# GOAL
All entries are to be quoted exactly; the images stay out of the copy.

# RECORD EXCERPTS
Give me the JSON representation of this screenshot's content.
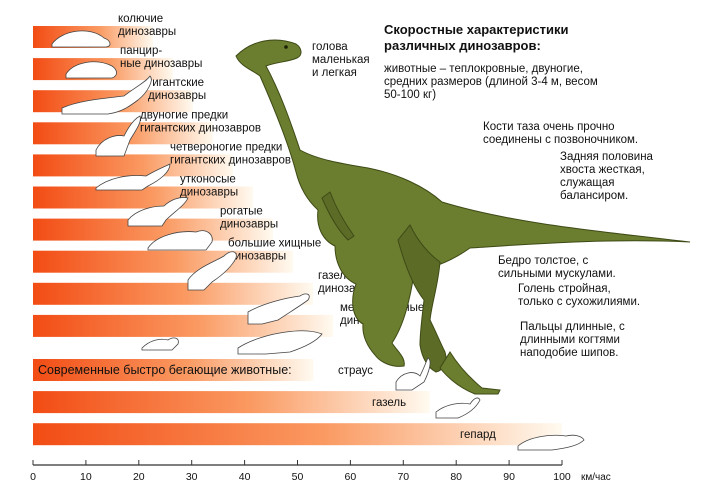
{
  "chart_data": {
    "type": "bar",
    "orientation": "horizontal",
    "title": "Скоростные характеристики различных динозавров:",
    "xlabel": "км/час",
    "xlim": [
      0,
      100
    ],
    "xticks": [
      0,
      10,
      20,
      30,
      40,
      50,
      60,
      70,
      80,
      90,
      100
    ],
    "grid": false,
    "categories": [
      [
        "колючие",
        "динозавры"
      ],
      [
        "панцир-",
        "ные динозавры"
      ],
      [
        "гигантские",
        "динозавры"
      ],
      [
        "двуногие предки",
        "гигантских динозавров"
      ],
      [
        "четвероногие предки",
        "гигантских динозавров"
      ],
      [
        "утконосые",
        "динозавры"
      ],
      [
        "рогатые",
        "динозавры"
      ],
      [
        "большие хищные",
        "динозавры"
      ],
      [
        "газелевые",
        "динозавры"
      ],
      [
        "мелкие хищные",
        "динозавры"
      ],
      [
        "страус"
      ],
      [
        "газель"
      ],
      [
        "гепард"
      ]
    ],
    "values": [
      6,
      7,
      8,
      9,
      10,
      15,
      20,
      25,
      40,
      45,
      53,
      75,
      100
    ],
    "modern_group_heading": "Современные быстро бегающие животные:",
    "colors": {
      "bar_start": "#f24c14",
      "bar_end": "#fffaf0",
      "dinosaur_body": "#6b7d2e"
    },
    "annotations": {
      "head": [
        "голова",
        "маленькая",
        "и легкая"
      ],
      "description": [
        "животные – теплокровные, двуногие,",
        "средних размеров (длиной 3-4 м, весом",
        "50-100 кг)"
      ],
      "pelvis": [
        "Кости таза очень прочно",
        "соединены с позвоночником."
      ],
      "tail": [
        "Задняя половина",
        "хвоста жесткая,",
        "служащая",
        "балансиром."
      ],
      "thigh": [
        "Бедро толстое, с",
        "сильными мускулами."
      ],
      "shin": [
        "Голень стройная,",
        "только с сухожилиями."
      ],
      "toes": [
        "Пальцы длинные, с",
        "длинными когтями",
        "наподобие шипов."
      ]
    }
  }
}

# THE SOLUTION
Give me the JSON representation of this screenshot's content.
{
  "chart_data": {
    "type": "bar",
    "orientation": "horizontal",
    "title": "Скоростные характеристики различных динозавров:",
    "xlabel": "км/час",
    "xlim": [
      0,
      100
    ],
    "xticks": [
      0,
      10,
      20,
      30,
      40,
      50,
      60,
      70,
      80,
      90,
      100
    ],
    "grid": false,
    "categories": [
      [
        "колючие",
        "динозавры"
      ],
      [
        "панцир-",
        "ные динозавры"
      ],
      [
        "гигантские",
        "динозавры"
      ],
      [
        "двуногие предки",
        "гигантских динозавров"
      ],
      [
        "четвероногие предки",
        "гигантских динозавров"
      ],
      [
        "утконосые",
        "динозавры"
      ],
      [
        "рогатые",
        "динозавры"
      ],
      [
        "большие хищные",
        "динозавры"
      ],
      [
        "газелевые",
        "динозавры"
      ],
      [
        "мелкие хищные",
        "динозавры"
      ],
      [
        "страус"
      ],
      [
        "газель"
      ],
      [
        "гепард"
      ]
    ],
    "values": [
      6,
      7,
      8,
      9,
      10,
      15,
      20,
      25,
      40,
      45,
      53,
      75,
      100
    ],
    "modern_group_heading": "Современные быстро бегающие животные:",
    "colors": {
      "bar_start": "#f24c14",
      "bar_end": "#fffaf0",
      "dinosaur_body": "#6b7d2e"
    },
    "annotations": {
      "head": [
        "голова",
        "маленькая",
        "и легкая"
      ],
      "description": [
        "животные – теплокровные, двуногие,",
        "средних размеров (длиной 3-4 м, весом",
        "50-100 кг)"
      ],
      "pelvis": [
        "Кости таза очень прочно",
        "соединены с позвоночником."
      ],
      "tail": [
        "Задняя половина",
        "хвоста жесткая,",
        "служащая",
        "балансиром."
      ],
      "thigh": [
        "Бедро толстое, с",
        "сильными мускулами."
      ],
      "shin": [
        "Голень стройная,",
        "только с сухожилиями."
      ],
      "toes": [
        "Пальцы длинные, с",
        "длинными когтями",
        "наподобие шипов."
      ]
    }
  }
}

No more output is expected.